DO THIS: Find every line of the listing below where "JSON" appears, and copy it.

THE RECORDS:
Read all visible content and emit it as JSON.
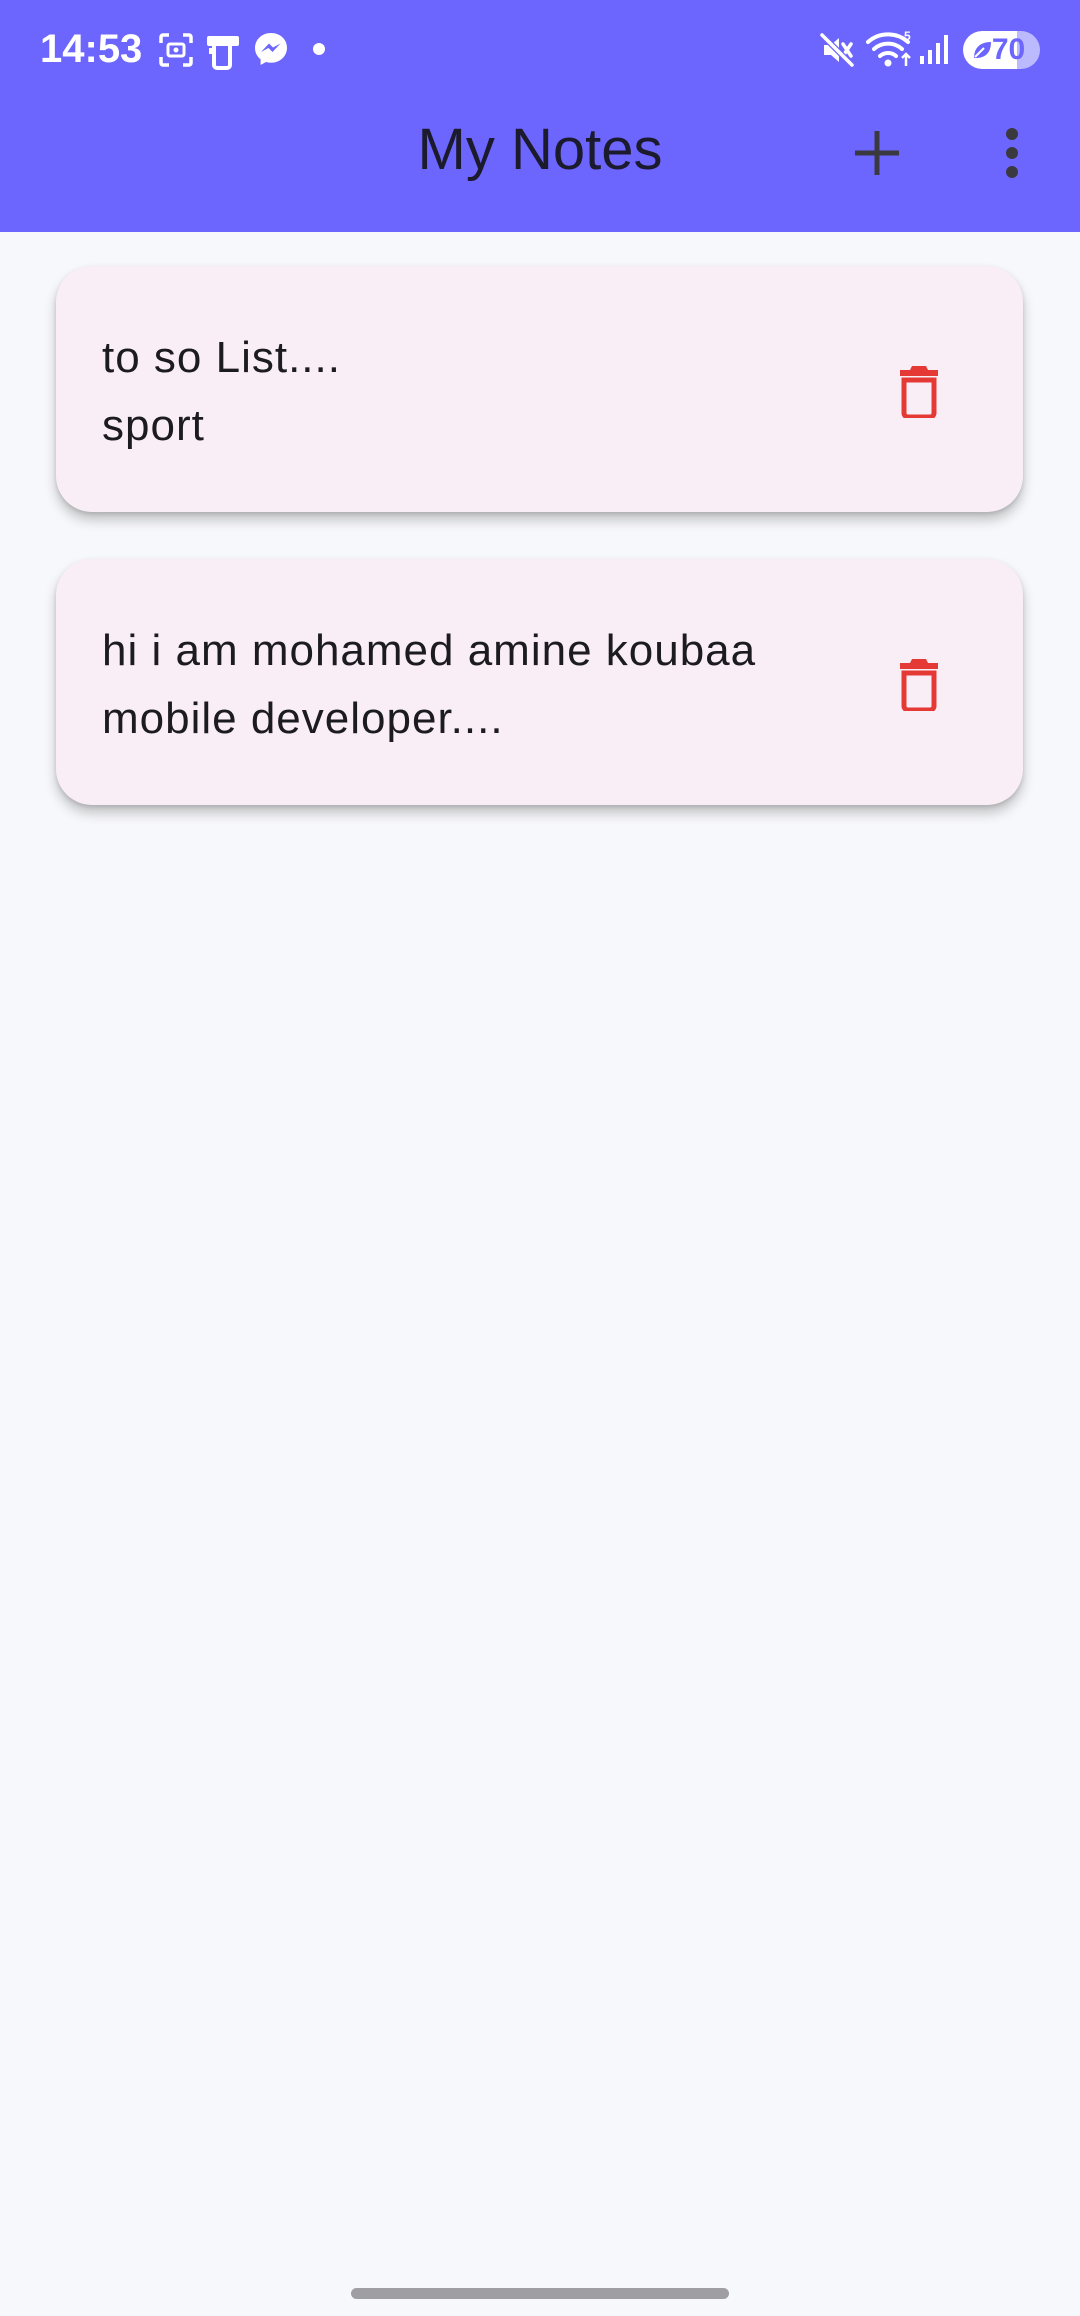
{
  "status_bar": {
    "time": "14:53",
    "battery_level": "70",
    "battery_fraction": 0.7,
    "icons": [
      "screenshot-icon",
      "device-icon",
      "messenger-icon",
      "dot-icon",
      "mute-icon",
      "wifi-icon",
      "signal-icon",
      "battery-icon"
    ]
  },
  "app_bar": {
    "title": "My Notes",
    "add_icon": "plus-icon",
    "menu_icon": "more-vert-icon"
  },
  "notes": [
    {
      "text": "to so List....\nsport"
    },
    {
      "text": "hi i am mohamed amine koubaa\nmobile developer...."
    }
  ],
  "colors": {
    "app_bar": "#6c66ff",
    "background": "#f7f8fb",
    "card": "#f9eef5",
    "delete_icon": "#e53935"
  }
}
---
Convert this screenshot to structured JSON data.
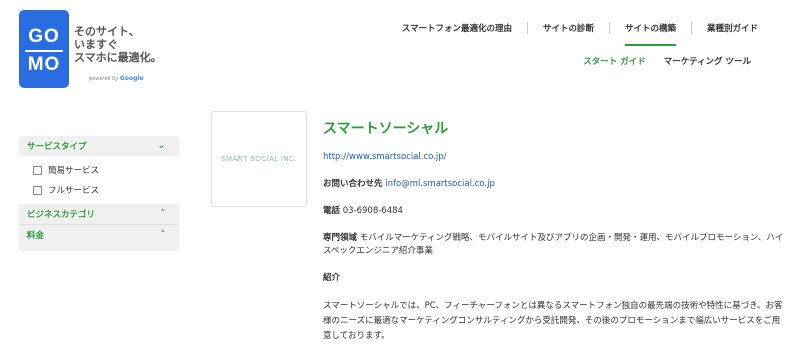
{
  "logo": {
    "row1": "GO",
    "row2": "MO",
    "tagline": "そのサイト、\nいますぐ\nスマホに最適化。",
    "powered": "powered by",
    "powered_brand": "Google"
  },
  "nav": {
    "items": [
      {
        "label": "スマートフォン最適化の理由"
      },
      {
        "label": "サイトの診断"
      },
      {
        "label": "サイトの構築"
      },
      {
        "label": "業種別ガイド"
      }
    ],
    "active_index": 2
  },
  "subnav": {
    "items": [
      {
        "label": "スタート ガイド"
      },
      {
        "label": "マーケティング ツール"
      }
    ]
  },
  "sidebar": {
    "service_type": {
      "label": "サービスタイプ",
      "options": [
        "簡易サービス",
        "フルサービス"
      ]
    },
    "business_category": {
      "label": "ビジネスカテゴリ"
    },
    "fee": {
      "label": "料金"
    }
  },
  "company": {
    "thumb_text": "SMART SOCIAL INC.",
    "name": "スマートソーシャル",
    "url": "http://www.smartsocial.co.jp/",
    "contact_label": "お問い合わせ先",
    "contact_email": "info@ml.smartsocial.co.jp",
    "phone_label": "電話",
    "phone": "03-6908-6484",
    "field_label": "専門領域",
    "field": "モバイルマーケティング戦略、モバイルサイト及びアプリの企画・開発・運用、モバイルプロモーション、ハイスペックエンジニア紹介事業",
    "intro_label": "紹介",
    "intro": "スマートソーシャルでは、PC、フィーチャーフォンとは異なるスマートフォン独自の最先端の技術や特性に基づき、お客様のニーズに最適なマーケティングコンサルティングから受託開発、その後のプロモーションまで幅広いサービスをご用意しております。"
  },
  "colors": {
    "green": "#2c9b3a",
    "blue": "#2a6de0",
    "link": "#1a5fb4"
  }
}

SOLVED PROBLEM:
Read all visible content and emit it as JSON.
Convert this screenshot to structured JSON data.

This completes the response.